Set task:
Identify all lines of the data containing the string "page" and copy them.

Exercise data:
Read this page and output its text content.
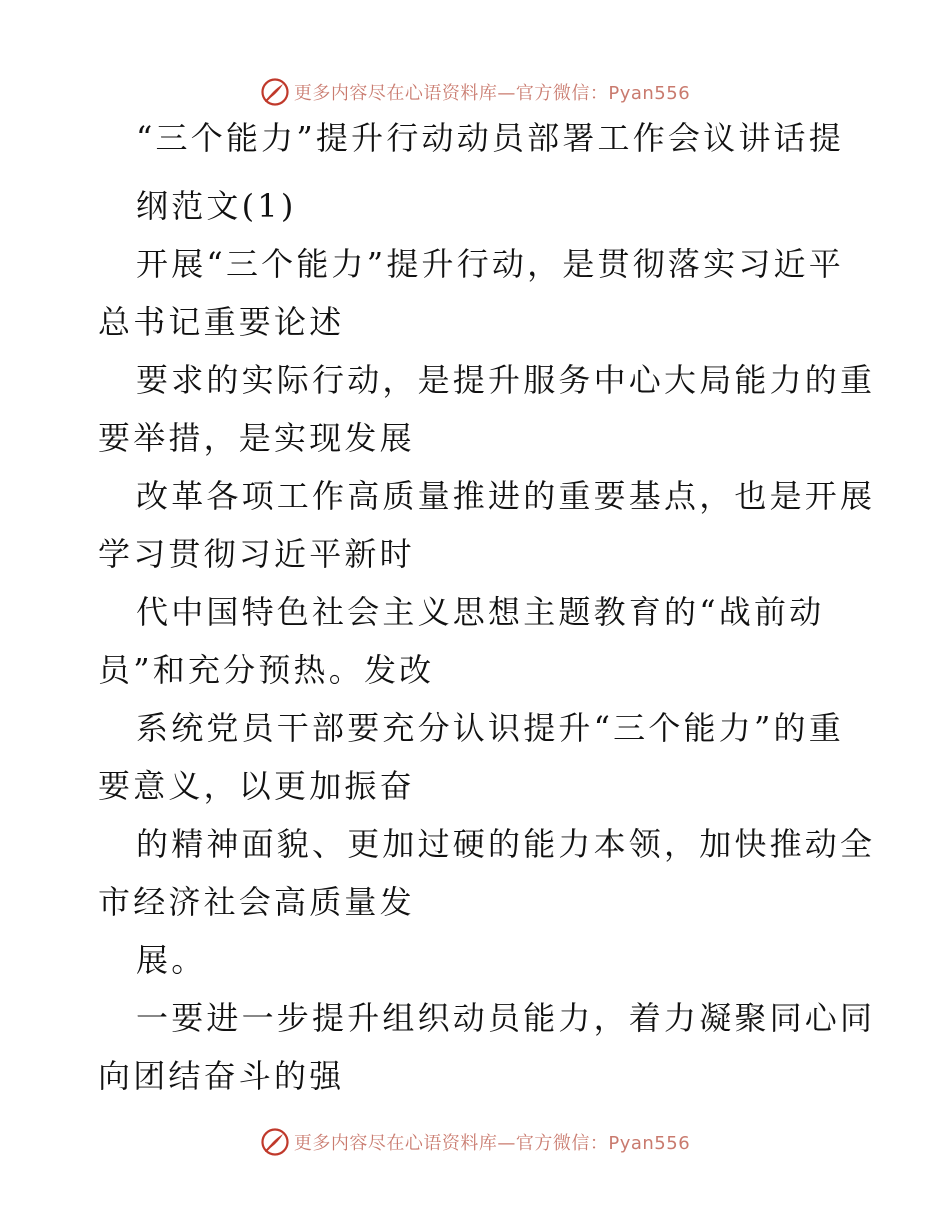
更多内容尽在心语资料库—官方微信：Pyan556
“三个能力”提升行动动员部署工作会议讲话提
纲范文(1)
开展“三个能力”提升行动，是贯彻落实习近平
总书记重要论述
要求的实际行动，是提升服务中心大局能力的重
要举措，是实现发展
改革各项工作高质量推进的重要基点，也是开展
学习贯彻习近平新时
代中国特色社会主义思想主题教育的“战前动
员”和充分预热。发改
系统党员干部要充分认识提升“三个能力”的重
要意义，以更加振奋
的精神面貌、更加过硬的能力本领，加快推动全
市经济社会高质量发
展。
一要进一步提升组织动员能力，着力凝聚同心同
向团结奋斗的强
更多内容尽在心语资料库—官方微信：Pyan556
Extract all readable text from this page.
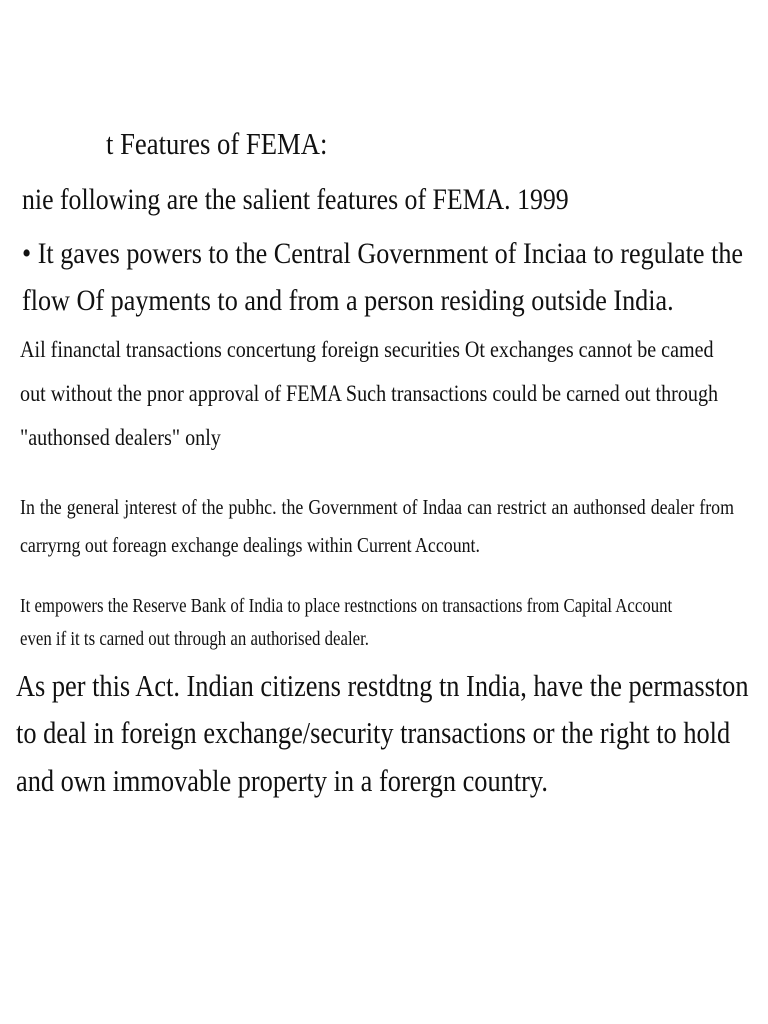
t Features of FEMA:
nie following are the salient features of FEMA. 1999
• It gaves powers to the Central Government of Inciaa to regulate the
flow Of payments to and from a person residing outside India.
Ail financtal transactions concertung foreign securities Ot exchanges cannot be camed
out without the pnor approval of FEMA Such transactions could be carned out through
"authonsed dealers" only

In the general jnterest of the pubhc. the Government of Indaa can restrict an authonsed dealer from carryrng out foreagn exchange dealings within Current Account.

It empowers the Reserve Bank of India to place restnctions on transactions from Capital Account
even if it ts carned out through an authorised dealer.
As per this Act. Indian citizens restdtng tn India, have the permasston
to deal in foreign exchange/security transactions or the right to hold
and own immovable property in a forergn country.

Result of the exercise:
Read this page and output its text content.
Extract all readable text from this page.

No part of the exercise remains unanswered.